** BEGIN **
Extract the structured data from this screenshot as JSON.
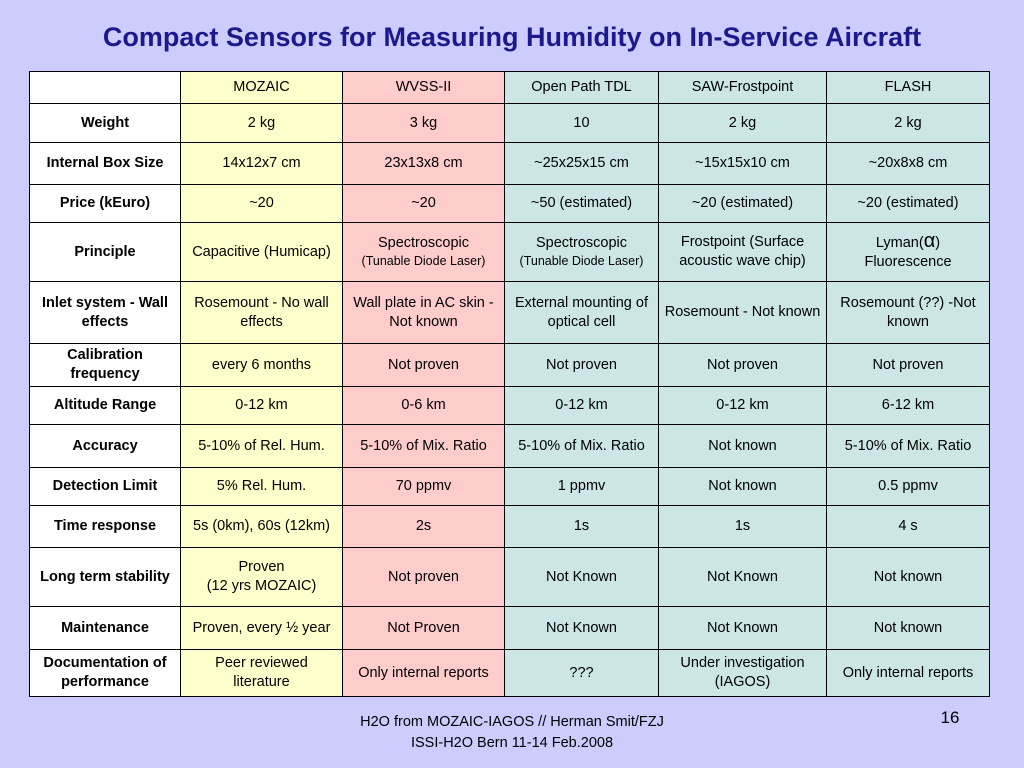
{
  "title": "Compact Sensors for Measuring Humidity on In-Service Aircraft",
  "columns": [
    "MOZAIC",
    "WVSS-II",
    "Open Path TDL",
    "SAW-Frostpoint",
    "FLASH"
  ],
  "rows": [
    {
      "header": "Weight",
      "cells": [
        "2 kg",
        "3 kg",
        "10",
        "2 kg",
        "2 kg"
      ]
    },
    {
      "header": "Internal Box Size",
      "cells": [
        "14x12x7 cm",
        "23x13x8 cm",
        "~25x25x15 cm",
        "~15x15x10 cm",
        "~20x8x8 cm"
      ]
    },
    {
      "header": "Price (kEuro)",
      "cells": [
        "~20",
        "~20",
        "~50 (estimated)",
        "~20 (estimated)",
        "~20 (estimated)"
      ]
    },
    {
      "header": "Principle",
      "cells": [
        "Capacitive (Humicap)",
        "Spectroscopic",
        "Spectroscopic",
        "Frostpoint (Surface acoustic wave chip)",
        "Lyman("
      ]
    },
    {
      "header": "Inlet system - Wall effects",
      "cells": [
        "Rosemount - No wall effects",
        "Wall plate in AC skin - Not known",
        "External mounting of optical cell",
        "Rosemount - Not known",
        "Rosemount (??) -Not known"
      ]
    },
    {
      "header": "Calibration frequency",
      "cells": [
        "every 6 months",
        "Not proven",
        "Not proven",
        "Not  proven",
        "Not proven"
      ]
    },
    {
      "header": "Altitude Range",
      "cells": [
        "0-12 km",
        "0-6 km",
        "0-12 km",
        "0-12 km",
        "6-12 km"
      ]
    },
    {
      "header": "Accuracy",
      "cells": [
        "5-10% of Rel. Hum.",
        "5-10% of Mix. Ratio",
        "5-10% of Mix. Ratio",
        "Not known",
        "5-10% of Mix. Ratio"
      ]
    },
    {
      "header": "Detection Limit",
      "cells": [
        "5% Rel. Hum.",
        "70 ppmv",
        "1 ppmv",
        "Not known",
        "0.5 ppmv"
      ]
    },
    {
      "header": "Time response",
      "cells": [
        "5s (0km), 60s (12km)",
        "2s",
        "1s",
        "1s",
        "4 s"
      ]
    },
    {
      "header": "Long term stability",
      "cells": [
        "Proven",
        "Not proven",
        "Not Known",
        "Not Known",
        "Not known"
      ]
    },
    {
      "header": "Maintenance",
      "cells": [
        "Proven, every ½ year",
        "Not Proven",
        "Not Known",
        "Not Known",
        "Not known"
      ]
    },
    {
      "header": "Documentation of performance",
      "cells": [
        "Peer reviewed literature",
        "Only internal reports",
        "???",
        "Under investigation (IAGOS)",
        "Only internal reports"
      ]
    }
  ],
  "extras": {
    "wvss_principle_note": "(Tunable Diode Laser)",
    "tdl_principle_note": "(Tunable Diode Laser)",
    "alpha_symbol": "α",
    "flash_principle_tail": ")",
    "flash_principle_line2": "Fluorescence",
    "mozaic_stability_line2": "(12 yrs MOZAIC)"
  },
  "footer": {
    "line1": "H2O from MOZAIC-IAGOS // Herman Smit/FZJ",
    "line2": "ISSI-H2O Bern 11-14 Feb.2008"
  },
  "page_number": "16",
  "colors": {
    "background": "#ccccff",
    "title": "#1a1a8c",
    "mozaic_column": "#ffffcc",
    "wvss_column": "#ffcccc",
    "other_columns": "#cce6e6"
  }
}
** END **
• **DO THIS**:
Copy out every line with the word "Only".

• **FINISHED EXERCISE**:
        "Only internal reports",
        "Only internal reports"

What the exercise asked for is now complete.